(The records)

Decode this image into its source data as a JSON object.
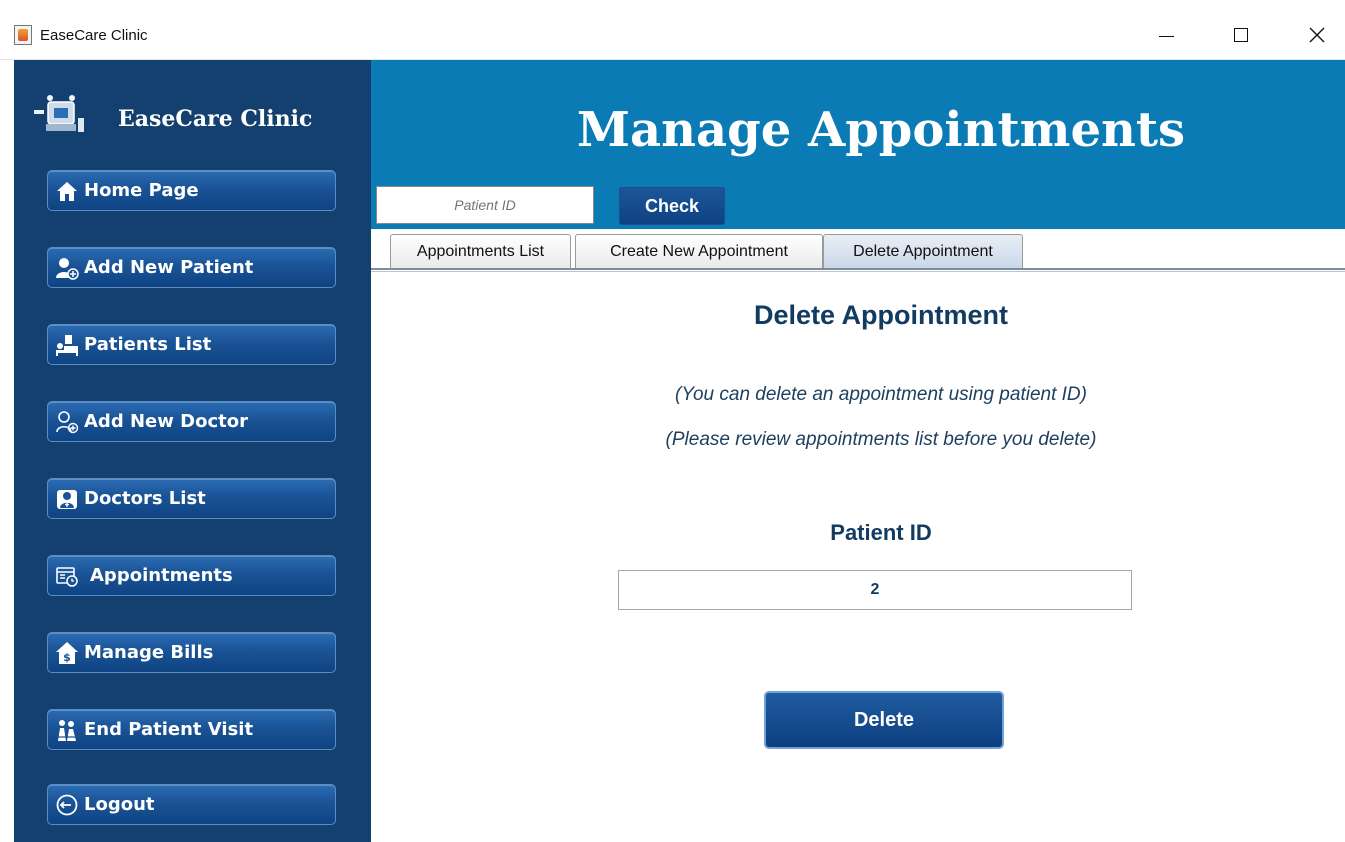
{
  "window": {
    "title": "EaseCare Clinic",
    "controls": {
      "minimize": "minimize-icon",
      "maximize": "maximize-icon",
      "close": "close-icon"
    }
  },
  "sidebar": {
    "brand": "EaseCare Clinic",
    "logo_icon": "clinic-logo-icon",
    "items": [
      {
        "label": "Home Page",
        "icon": "home-icon"
      },
      {
        "label": "Add New Patient",
        "icon": "add-patient-icon"
      },
      {
        "label": "Patients List",
        "icon": "patients-list-icon"
      },
      {
        "label": "Add New Doctor",
        "icon": "add-doctor-icon"
      },
      {
        "label": "Doctors List",
        "icon": "doctors-list-icon"
      },
      {
        "label": "Appointments",
        "icon": "appointments-icon"
      },
      {
        "label": "Manage Bills",
        "icon": "bills-icon"
      },
      {
        "label": "End Patient Visit",
        "icon": "end-visit-icon"
      },
      {
        "label": "Logout",
        "icon": "logout-icon"
      }
    ]
  },
  "header": {
    "title": "Manage Appointments",
    "search_placeholder": "Patient ID",
    "check_label": "Check"
  },
  "tabs": [
    {
      "label": "Appointments List",
      "active": false
    },
    {
      "label": "Create New Appointment",
      "active": false
    },
    {
      "label": "Delete Appointment",
      "active": true
    }
  ],
  "content": {
    "title": "Delete Appointment",
    "info1": "(You can delete an appointment using patient ID)",
    "info2": "(Please review appointments list before you delete)",
    "patient_id_label": "Patient ID",
    "patient_id_value": "2",
    "delete_label": "Delete"
  },
  "colors": {
    "sidebar_bg": "#13406f",
    "header_bg": "#0a7bb5",
    "button_bg": "#1a5396",
    "text_dark": "#123b62"
  }
}
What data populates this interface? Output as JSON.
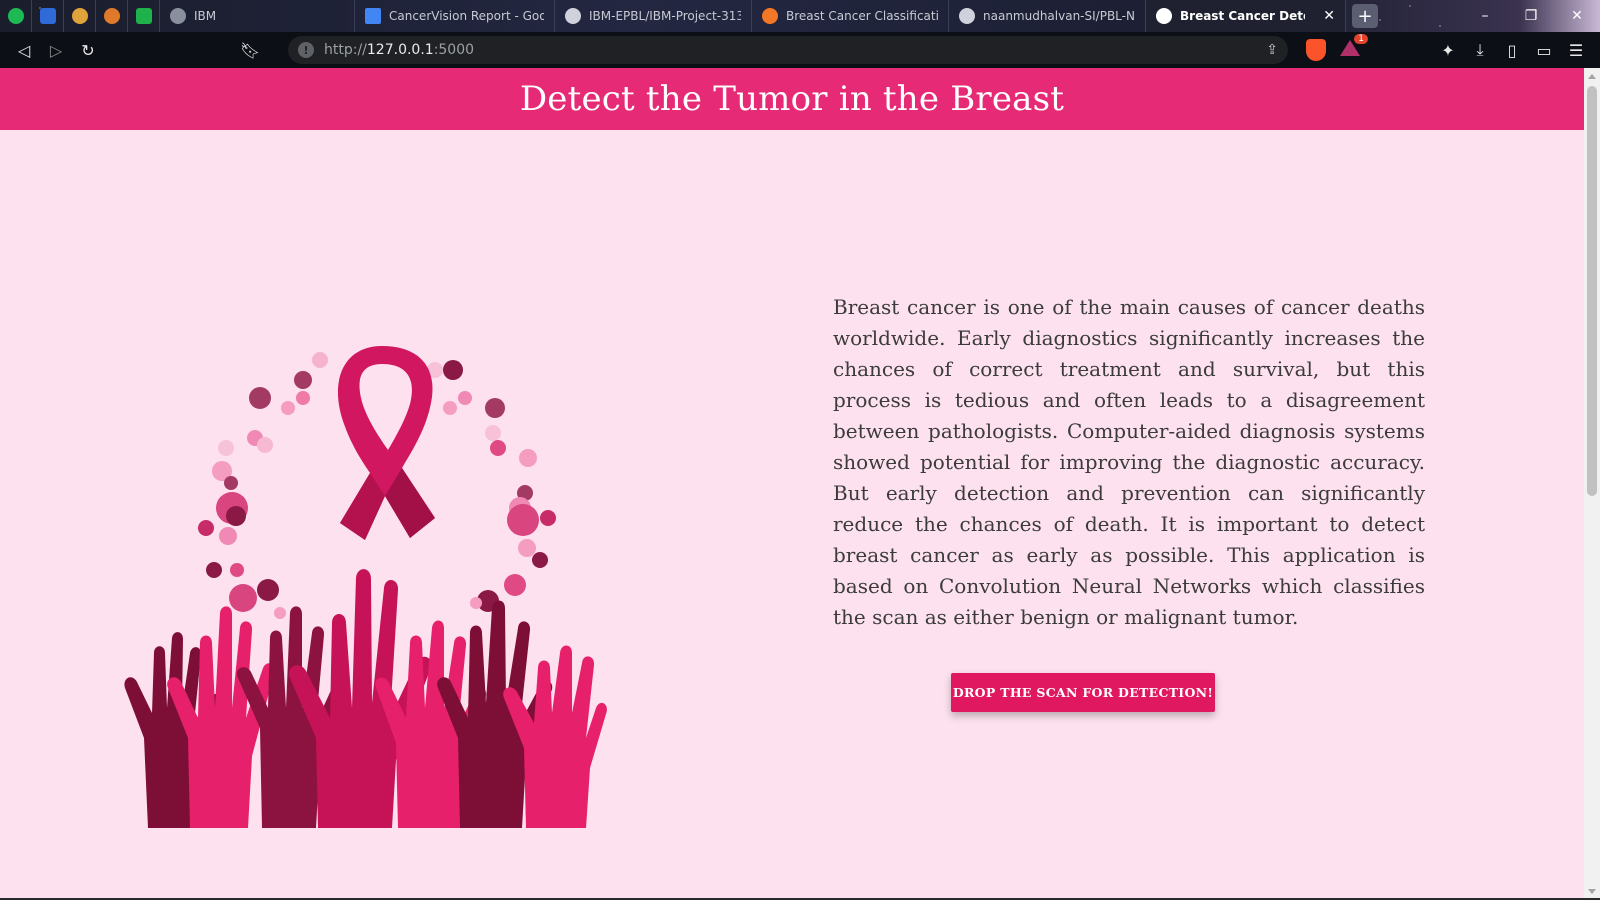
{
  "browser": {
    "pinned_tabs": [
      {
        "icon": "spotify-icon",
        "color": "#1db954"
      },
      {
        "icon": "bookmark-app-icon",
        "color": "#2e6ad8"
      },
      {
        "icon": "back-arrow-app-icon",
        "color": "#e0a23a"
      },
      {
        "icon": "swirl-app-icon",
        "color": "#e07a2a"
      },
      {
        "icon": "play-app-icon",
        "color": "#20b24a"
      }
    ],
    "tabs": [
      {
        "title": "IBM",
        "icon": "globe-icon",
        "icon_color": "#8a8f9e",
        "width": 195
      },
      {
        "title": "CancerVision Report - Goo...",
        "icon": "google-docs-icon",
        "icon_color": "#4285f4",
        "width": 200
      },
      {
        "title": "IBM-EPBL/IBM-Project-3133...",
        "icon": "github-icon",
        "icon_color": "#cfd2da",
        "width": 197
      },
      {
        "title": "Breast Cancer Classification...",
        "icon": "jupyter-icon",
        "icon_color": "#f37726",
        "width": 197
      },
      {
        "title": "naanmudhalvan-SI/PBL-NT-...",
        "icon": "github-icon",
        "icon_color": "#cfd2da",
        "width": 197
      },
      {
        "title": "Breast Cancer Detection",
        "icon": "globe-icon",
        "icon_color": "#ffffff",
        "width": 200,
        "active": true
      }
    ],
    "new_tab_label": "+",
    "address": {
      "scheme": "http://",
      "host": "127.0.0.1",
      "port": ":5000"
    },
    "rewards_badge": "1"
  },
  "page": {
    "title": "Detect the Tumor in the Breast",
    "description": "Breast cancer is one of the main causes of cancer deaths worldwide. Early diagnostics significantly increases the chances of correct treatment and survival, but this process is tedious and often leads to a disagreement between pathologists. Computer-aided diagnosis systems showed potential for improving the diagnostic accuracy. But early detection and prevention can significantly reduce the chances of death. It is important to detect breast cancer as early as possible. This application is based on Convolution Neural Networks which classifies the scan as either benign or malignant tumor.",
    "cta_label": "DROP THE SCAN FOR DETECTION!",
    "illustration_alt": "pink-ribbon-raised-hands-illustration",
    "colors": {
      "header": "#e62a75",
      "background": "#fde1ee",
      "button": "#e0185f",
      "ribbon": "#d01760",
      "hand_dark": "#7d0f36",
      "hand_mid": "#c61256",
      "hand_light": "#e6206a"
    }
  }
}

(End The records)

- **Problem details**: Copy all of the material word for word, and include none of its pictures.

- **Exercise answer**:
Decode this image into its source data as a JSON object.
{
  "window": {
    "title": "EaseCare Clinic",
    "controls": {
      "minimize": "minimize-icon",
      "maximize": "maximize-icon",
      "close": "close-icon"
    }
  },
  "sidebar": {
    "brand": "EaseCare Clinic",
    "logo_icon": "clinic-logo-icon",
    "items": [
      {
        "label": "Home Page",
        "icon": "home-icon"
      },
      {
        "label": "Add New Patient",
        "icon": "add-patient-icon"
      },
      {
        "label": "Patients List",
        "icon": "patients-list-icon"
      },
      {
        "label": "Add New Doctor",
        "icon": "add-doctor-icon"
      },
      {
        "label": "Doctors List",
        "icon": "doctors-list-icon"
      },
      {
        "label": "Appointments",
        "icon": "appointments-icon"
      },
      {
        "label": "Manage Bills",
        "icon": "bills-icon"
      },
      {
        "label": "End Patient Visit",
        "icon": "end-visit-icon"
      },
      {
        "label": "Logout",
        "icon": "logout-icon"
      }
    ]
  },
  "header": {
    "title": "Manage Appointments",
    "search_placeholder": "Patient ID",
    "check_label": "Check"
  },
  "tabs": [
    {
      "label": "Appointments List",
      "active": false
    },
    {
      "label": "Create New Appointment",
      "active": false
    },
    {
      "label": "Delete Appointment",
      "active": true
    }
  ],
  "content": {
    "title": "Delete Appointment",
    "info1": "(You can delete an appointment using patient ID)",
    "info2": "(Please review appointments list before you delete)",
    "patient_id_label": "Patient ID",
    "patient_id_value": "2",
    "delete_label": "Delete"
  },
  "colors": {
    "sidebar_bg": "#13406f",
    "header_bg": "#0a7bb5",
    "button_bg": "#1a5396",
    "text_dark": "#123b62"
  }
}
What data populates this interface? Output as JSON.
{
  "browser": {
    "pinned_tabs": [
      {
        "icon": "spotify-icon",
        "color": "#1db954"
      },
      {
        "icon": "bookmark-app-icon",
        "color": "#2e6ad8"
      },
      {
        "icon": "back-arrow-app-icon",
        "color": "#e0a23a"
      },
      {
        "icon": "swirl-app-icon",
        "color": "#e07a2a"
      },
      {
        "icon": "play-app-icon",
        "color": "#20b24a"
      }
    ],
    "tabs": [
      {
        "title": "IBM",
        "icon": "globe-icon",
        "icon_color": "#8a8f9e",
        "width": 195
      },
      {
        "title": "CancerVision Report - Goo...",
        "icon": "google-docs-icon",
        "icon_color": "#4285f4",
        "width": 200
      },
      {
        "title": "IBM-EPBL/IBM-Project-3133...",
        "icon": "github-icon",
        "icon_color": "#cfd2da",
        "width": 197
      },
      {
        "title": "Breast Cancer Classification...",
        "icon": "jupyter-icon",
        "icon_color": "#f37726",
        "width": 197
      },
      {
        "title": "naanmudhalvan-SI/PBL-NT-...",
        "icon": "github-icon",
        "icon_color": "#cfd2da",
        "width": 197
      },
      {
        "title": "Breast Cancer Detection",
        "icon": "globe-icon",
        "icon_color": "#ffffff",
        "width": 200,
        "active": true
      }
    ],
    "new_tab_label": "+",
    "address": {
      "scheme": "http://",
      "host": "127.0.0.1",
      "port": ":5000"
    },
    "rewards_badge": "1"
  },
  "page": {
    "title": "Detect the Tumor in the Breast",
    "description": "Breast cancer is one of the main causes of cancer deaths worldwide. Early diagnostics significantly increases the chances of correct treatment and survival, but this process is tedious and often leads to a disagreement between pathologists. Computer-aided diagnosis systems showed potential for improving the diagnostic accuracy. But early detection and prevention can significantly reduce the chances of death. It is important to detect breast cancer as early as possible. This application is based on Convolution Neural Networks which classifies the scan as either benign or malignant tumor.",
    "cta_label": "DROP THE SCAN FOR DETECTION!",
    "illustration_alt": "pink-ribbon-raised-hands-illustration",
    "colors": {
      "header": "#e62a75",
      "background": "#fde1ee",
      "button": "#e0185f",
      "ribbon": "#d01760",
      "hand_dark": "#7d0f36",
      "hand_mid": "#c61256",
      "hand_light": "#e6206a"
    }
  }
}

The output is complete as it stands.